What you are asked to do> Gather every line in the records below that contains the word "page".

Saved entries
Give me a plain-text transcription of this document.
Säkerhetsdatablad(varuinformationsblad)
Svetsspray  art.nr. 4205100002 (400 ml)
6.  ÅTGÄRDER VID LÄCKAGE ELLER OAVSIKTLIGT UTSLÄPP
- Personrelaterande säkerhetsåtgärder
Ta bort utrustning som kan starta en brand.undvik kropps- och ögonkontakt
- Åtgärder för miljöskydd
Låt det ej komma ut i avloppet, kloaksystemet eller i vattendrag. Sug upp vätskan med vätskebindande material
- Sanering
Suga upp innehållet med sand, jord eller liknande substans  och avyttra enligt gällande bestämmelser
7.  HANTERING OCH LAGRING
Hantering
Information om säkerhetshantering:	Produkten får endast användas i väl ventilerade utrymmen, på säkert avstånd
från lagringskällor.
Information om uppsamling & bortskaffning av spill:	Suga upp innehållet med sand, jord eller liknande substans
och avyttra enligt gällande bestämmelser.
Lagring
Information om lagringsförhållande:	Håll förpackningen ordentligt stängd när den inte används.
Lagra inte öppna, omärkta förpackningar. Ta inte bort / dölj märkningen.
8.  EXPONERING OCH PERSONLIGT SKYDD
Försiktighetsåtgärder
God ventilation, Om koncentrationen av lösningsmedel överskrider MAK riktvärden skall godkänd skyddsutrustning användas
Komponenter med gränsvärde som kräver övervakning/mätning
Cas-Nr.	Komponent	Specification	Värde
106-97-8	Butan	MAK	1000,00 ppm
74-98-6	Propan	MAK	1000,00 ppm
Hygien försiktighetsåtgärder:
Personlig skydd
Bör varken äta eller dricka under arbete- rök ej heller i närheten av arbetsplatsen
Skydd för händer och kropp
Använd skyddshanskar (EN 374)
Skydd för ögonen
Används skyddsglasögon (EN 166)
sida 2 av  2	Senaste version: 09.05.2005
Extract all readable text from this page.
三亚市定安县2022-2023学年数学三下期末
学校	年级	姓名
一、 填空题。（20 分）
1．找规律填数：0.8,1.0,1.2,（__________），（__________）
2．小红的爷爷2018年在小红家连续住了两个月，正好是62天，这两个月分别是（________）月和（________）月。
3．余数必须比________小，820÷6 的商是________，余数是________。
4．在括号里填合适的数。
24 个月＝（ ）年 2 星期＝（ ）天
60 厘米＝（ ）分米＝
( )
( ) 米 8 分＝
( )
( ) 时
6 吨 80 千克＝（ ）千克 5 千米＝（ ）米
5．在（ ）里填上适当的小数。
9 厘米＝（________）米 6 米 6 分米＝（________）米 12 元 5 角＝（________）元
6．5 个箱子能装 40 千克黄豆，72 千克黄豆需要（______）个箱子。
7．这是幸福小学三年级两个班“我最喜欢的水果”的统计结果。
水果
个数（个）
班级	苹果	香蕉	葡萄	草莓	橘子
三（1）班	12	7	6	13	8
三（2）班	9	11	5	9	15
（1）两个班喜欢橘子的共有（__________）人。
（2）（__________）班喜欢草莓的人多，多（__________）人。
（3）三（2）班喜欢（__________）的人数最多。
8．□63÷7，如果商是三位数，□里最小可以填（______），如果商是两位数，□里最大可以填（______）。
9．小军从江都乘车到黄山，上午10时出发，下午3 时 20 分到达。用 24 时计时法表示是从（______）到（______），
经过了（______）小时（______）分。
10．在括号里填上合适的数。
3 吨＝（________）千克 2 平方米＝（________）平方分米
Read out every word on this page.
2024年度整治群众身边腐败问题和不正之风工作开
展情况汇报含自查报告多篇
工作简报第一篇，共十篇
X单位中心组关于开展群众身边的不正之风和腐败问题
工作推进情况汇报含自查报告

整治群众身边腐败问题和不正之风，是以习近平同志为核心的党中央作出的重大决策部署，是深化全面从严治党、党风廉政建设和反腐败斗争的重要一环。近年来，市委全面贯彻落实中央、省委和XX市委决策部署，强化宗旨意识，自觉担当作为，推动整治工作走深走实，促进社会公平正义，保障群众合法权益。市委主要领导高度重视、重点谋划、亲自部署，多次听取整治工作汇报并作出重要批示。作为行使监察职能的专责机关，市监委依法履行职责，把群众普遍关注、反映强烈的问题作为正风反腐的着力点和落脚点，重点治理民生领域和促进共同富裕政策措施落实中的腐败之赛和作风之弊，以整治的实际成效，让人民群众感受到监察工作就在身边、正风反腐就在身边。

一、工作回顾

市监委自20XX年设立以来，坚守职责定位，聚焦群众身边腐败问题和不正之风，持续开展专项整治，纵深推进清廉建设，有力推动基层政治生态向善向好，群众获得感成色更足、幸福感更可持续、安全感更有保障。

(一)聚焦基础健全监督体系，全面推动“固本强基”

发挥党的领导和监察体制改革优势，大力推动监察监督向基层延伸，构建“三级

Solution to the exercise>
Extract all readable text from this page.
Read out every word on this page.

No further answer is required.